■ What the exercise asks ■
Across these entries, report how many lines include the string "hyperpolarization", with nothing but the number.

Records of document pages and text:

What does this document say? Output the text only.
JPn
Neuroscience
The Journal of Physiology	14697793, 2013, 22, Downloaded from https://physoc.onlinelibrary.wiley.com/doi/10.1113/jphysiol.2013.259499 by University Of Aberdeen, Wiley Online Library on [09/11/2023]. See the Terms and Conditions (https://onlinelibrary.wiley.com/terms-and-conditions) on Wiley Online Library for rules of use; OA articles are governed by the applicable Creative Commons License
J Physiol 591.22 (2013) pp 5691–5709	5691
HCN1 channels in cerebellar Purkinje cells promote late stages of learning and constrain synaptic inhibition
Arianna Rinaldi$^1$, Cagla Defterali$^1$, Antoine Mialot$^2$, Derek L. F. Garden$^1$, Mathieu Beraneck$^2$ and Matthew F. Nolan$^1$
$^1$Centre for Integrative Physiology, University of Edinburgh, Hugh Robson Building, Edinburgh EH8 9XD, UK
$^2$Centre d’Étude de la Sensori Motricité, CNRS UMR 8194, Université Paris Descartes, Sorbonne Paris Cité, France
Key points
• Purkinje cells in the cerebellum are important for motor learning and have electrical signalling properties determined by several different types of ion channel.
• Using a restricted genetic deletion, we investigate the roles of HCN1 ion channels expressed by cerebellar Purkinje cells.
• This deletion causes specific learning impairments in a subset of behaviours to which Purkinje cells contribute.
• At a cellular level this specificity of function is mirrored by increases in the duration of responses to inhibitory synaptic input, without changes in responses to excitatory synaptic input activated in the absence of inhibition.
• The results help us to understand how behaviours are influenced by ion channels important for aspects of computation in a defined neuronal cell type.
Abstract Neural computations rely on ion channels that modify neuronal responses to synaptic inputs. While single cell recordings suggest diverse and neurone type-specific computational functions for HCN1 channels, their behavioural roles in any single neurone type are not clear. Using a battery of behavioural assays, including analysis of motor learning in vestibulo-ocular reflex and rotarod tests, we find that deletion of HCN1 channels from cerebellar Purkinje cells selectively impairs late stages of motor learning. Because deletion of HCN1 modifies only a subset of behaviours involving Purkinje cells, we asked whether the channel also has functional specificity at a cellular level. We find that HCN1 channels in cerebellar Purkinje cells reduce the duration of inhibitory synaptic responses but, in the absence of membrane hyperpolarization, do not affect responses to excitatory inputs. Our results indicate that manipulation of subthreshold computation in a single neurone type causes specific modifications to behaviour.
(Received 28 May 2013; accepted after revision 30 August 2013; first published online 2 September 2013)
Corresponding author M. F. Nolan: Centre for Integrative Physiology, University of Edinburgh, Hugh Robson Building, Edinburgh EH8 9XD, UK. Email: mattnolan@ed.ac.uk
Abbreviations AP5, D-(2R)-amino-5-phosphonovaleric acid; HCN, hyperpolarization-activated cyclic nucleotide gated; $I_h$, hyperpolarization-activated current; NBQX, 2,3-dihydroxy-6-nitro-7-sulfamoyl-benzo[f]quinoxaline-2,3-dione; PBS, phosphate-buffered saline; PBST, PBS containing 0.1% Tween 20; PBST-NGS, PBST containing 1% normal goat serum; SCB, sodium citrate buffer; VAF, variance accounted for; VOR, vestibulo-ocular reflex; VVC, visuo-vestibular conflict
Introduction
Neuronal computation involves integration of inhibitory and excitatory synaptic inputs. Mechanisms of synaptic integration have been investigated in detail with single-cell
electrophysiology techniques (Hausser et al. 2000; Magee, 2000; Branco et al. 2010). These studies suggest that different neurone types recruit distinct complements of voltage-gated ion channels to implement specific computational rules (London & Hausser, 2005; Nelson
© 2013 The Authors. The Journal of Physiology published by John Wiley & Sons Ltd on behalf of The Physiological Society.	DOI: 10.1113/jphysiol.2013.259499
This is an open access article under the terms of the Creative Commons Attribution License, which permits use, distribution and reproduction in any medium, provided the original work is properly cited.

■ Written solution ■
2